(Material provided)
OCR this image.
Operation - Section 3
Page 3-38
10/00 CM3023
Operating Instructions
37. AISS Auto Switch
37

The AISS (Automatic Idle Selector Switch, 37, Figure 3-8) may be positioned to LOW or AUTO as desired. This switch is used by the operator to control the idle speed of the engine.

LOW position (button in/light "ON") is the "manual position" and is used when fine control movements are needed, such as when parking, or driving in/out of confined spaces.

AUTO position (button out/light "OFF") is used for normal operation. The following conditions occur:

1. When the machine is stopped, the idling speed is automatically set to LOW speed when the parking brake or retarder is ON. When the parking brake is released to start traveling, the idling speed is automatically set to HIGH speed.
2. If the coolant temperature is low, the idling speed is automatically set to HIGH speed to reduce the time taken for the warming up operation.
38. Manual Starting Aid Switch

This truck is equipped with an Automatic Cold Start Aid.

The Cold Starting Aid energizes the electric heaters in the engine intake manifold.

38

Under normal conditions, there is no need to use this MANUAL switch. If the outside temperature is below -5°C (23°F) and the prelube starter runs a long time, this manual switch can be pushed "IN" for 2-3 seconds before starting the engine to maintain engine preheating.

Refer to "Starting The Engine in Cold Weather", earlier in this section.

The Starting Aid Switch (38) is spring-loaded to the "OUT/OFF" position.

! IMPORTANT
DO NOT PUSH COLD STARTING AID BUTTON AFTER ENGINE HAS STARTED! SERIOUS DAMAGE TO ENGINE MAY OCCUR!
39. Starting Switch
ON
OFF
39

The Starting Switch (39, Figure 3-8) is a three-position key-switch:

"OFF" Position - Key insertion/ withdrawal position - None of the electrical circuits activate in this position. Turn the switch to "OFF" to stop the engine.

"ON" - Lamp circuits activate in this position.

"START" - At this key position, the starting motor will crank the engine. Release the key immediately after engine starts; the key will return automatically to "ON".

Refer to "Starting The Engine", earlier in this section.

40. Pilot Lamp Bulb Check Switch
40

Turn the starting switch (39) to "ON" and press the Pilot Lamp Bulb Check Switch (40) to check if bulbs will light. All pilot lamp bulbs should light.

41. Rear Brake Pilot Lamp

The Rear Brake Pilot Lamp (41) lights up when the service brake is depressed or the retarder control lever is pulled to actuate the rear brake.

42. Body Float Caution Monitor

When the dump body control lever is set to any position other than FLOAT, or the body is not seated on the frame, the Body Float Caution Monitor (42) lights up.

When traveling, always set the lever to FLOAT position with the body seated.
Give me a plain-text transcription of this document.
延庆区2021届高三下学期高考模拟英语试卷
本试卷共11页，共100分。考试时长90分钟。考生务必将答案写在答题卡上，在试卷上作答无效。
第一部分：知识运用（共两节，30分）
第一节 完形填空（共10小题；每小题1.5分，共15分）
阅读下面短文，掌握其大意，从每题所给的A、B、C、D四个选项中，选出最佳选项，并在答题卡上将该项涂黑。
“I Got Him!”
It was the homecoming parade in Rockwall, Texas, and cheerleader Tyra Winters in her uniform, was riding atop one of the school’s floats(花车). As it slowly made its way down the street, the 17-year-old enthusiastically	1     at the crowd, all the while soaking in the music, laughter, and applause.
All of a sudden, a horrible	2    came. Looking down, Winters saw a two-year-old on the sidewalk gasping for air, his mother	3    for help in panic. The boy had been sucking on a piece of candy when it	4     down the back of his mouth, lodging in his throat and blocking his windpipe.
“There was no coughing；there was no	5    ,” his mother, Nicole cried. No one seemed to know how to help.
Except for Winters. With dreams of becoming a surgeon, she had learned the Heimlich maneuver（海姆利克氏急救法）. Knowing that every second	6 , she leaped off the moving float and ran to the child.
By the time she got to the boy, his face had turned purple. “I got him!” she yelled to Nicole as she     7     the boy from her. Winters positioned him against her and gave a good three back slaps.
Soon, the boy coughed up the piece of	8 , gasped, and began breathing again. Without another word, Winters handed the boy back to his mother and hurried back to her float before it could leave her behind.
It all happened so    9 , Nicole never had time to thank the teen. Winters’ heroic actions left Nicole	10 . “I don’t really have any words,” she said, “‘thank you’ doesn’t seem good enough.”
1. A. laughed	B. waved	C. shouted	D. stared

(Directive)
Write the listing out again, exactly as it reads.

(Expected answer)
OCR this image.
Operation - Section 3
Page 3-38
10/00 CM3023
Operating Instructions
37. AISS Auto Switch
37

The AISS (Automatic Idle Selector Switch, 37, Figure 3-8) may be positioned to LOW or AUTO as desired. This switch is used by the operator to control the idle speed of the engine.

LOW position (button in/light "ON") is the "manual position" and is used when fine control movements are needed, such as when parking, or driving in/out of confined spaces.

AUTO position (button out/light "OFF") is used for normal operation. The following conditions occur:

1. When the machine is stopped, the idling speed is automatically set to LOW speed when the parking brake or retarder is ON. When the parking brake is released to start traveling, the idling speed is automatically set to HIGH speed.
2. If the coolant temperature is low, the idling speed is automatically set to HIGH speed to reduce the time taken for the warming up operation.
38. Manual Starting Aid Switch

This truck is equipped with an Automatic Cold Start Aid.

The Cold Starting Aid energizes the electric heaters in the engine intake manifold.

38

Under normal conditions, there is no need to use this MANUAL switch. If the outside temperature is below -5°C (23°F) and the prelube starter runs a long time, this manual switch can be pushed "IN" for 2-3 seconds before starting the engine to maintain engine preheating.

Refer to "Starting The Engine in Cold Weather", earlier in this section.

The Starting Aid Switch (38) is spring-loaded to the "OUT/OFF" position.

! IMPORTANT
DO NOT PUSH COLD STARTING AID BUTTON AFTER ENGINE HAS STARTED! SERIOUS DAMAGE TO ENGINE MAY OCCUR!
39. Starting Switch
ON
OFF
39

The Starting Switch (39, Figure 3-8) is a three-position key-switch:

"OFF" Position - Key insertion/ withdrawal position - None of the electrical circuits activate in this position. Turn the switch to "OFF" to stop the engine.

"ON" - Lamp circuits activate in this position.

"START" - At this key position, the starting motor will crank the engine. Release the key immediately after engine starts; the key will return automatically to "ON".

Refer to "Starting The Engine", earlier in this section.

40. Pilot Lamp Bulb Check Switch
40

Turn the starting switch (39) to "ON" and press the Pilot Lamp Bulb Check Switch (40) to check if bulbs will light. All pilot lamp bulbs should light.

41. Rear Brake Pilot Lamp

The Rear Brake Pilot Lamp (41) lights up when the service brake is depressed or the retarder control lever is pulled to actuate the rear brake.

42. Body Float Caution Monitor

When the dump body control lever is set to any position other than FLOAT, or the body is not seated on the frame, the Body Float Caution Monitor (42) lights up.

When traveling, always set the lever to FLOAT position with the body seated.
Give me a plain-text transcription of this document.
延庆区2021届高三下学期高考模拟英语试卷
本试卷共11页，共100分。考试时长90分钟。考生务必将答案写在答题卡上，在试卷上作答无效。
第一部分：知识运用（共两节，30分）
第一节 完形填空（共10小题；每小题1.5分，共15分）
阅读下面短文，掌握其大意，从每题所给的A、B、C、D四个选项中，选出最佳选项，并在答题卡上将该项涂黑。
“I Got Him!”
It was the homecoming parade in Rockwall, Texas, and cheerleader Tyra Winters in her uniform, was riding atop one of the school’s floats(花车). As it slowly made its way down the street, the 17-year-old enthusiastically	1     at the crowd, all the while soaking in the music, laughter, and applause.
All of a sudden, a horrible	2    came. Looking down, Winters saw a two-year-old on the sidewalk gasping for air, his mother	3    for help in panic. The boy had been sucking on a piece of candy when it	4     down the back of his mouth, lodging in his throat and blocking his windpipe.
“There was no coughing；there was no	5    ,” his mother, Nicole cried. No one seemed to know how to help.
Except for Winters. With dreams of becoming a surgeon, she had learned the Heimlich maneuver（海姆利克氏急救法）. Knowing that every second	6 , she leaped off the moving float and ran to the child.
By the time she got to the boy, his face had turned purple. “I got him!” she yelled to Nicole as she     7     the boy from her. Winters positioned him against her and gave a good three back slaps.
Soon, the boy coughed up the piece of	8 , gasped, and began breathing again. Without another word, Winters handed the boy back to his mother and hurried back to her float before it could leave her behind.
It all happened so    9 , Nicole never had time to thank the teen. Winters’ heroic actions left Nicole	10 . “I don’t really have any words,” she said, “‘thank you’ doesn’t seem good enough.”
1. A. laughed	B. waved	C. shouted	D. stared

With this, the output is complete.